--- EXTRACTED DATA ---

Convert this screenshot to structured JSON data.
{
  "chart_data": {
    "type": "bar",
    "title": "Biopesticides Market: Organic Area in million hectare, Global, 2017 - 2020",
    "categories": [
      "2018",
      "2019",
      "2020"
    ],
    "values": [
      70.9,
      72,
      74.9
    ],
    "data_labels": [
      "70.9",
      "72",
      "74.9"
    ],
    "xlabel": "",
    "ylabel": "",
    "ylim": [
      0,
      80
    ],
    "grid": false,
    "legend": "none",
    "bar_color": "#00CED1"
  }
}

---
--- EXTRACTED DATA ---

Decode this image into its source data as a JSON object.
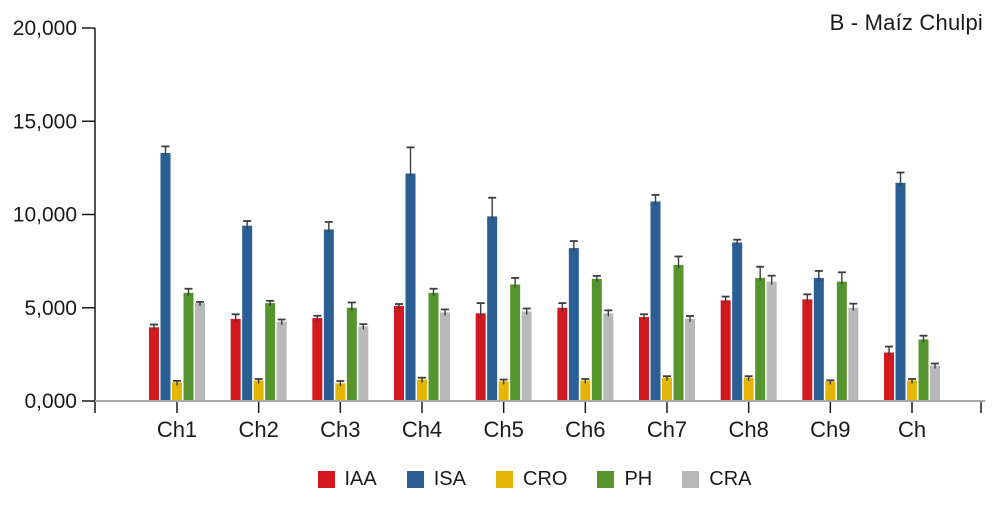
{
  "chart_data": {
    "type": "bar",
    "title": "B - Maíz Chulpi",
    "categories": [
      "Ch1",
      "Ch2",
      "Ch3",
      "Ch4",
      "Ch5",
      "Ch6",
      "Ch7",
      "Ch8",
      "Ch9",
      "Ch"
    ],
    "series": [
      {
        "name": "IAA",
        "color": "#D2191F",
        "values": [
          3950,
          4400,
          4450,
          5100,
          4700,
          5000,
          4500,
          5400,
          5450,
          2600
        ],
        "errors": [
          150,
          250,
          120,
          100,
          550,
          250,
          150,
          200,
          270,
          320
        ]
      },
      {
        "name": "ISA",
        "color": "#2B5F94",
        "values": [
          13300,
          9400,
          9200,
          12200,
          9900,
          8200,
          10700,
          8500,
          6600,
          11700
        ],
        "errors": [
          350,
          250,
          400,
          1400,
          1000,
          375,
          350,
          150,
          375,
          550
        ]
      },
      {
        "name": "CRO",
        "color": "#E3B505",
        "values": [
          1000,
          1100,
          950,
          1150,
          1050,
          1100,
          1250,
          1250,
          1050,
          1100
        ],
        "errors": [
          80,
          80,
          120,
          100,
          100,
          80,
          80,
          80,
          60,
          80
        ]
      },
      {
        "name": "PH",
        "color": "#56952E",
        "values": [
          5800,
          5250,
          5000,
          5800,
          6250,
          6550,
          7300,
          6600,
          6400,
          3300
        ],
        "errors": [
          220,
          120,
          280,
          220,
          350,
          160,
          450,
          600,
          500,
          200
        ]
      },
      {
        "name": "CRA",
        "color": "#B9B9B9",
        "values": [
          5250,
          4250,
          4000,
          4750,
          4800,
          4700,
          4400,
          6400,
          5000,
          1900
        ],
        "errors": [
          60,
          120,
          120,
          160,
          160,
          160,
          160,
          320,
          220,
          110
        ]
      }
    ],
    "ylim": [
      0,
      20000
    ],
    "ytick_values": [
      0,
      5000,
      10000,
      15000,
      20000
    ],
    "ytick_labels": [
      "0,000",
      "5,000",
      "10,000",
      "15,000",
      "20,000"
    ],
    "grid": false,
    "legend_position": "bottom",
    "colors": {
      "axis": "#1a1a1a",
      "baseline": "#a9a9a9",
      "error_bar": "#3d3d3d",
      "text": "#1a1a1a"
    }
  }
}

---

▶ _TASK GOAL_: Lines that hold "name" are the ones to copy; find all of them.

▶ _WORKED SOLUTION_:
        "name": "IAA",
        "name": "ISA",
        "name": "CRO",
        "name": "PH",
        "name": "CRA",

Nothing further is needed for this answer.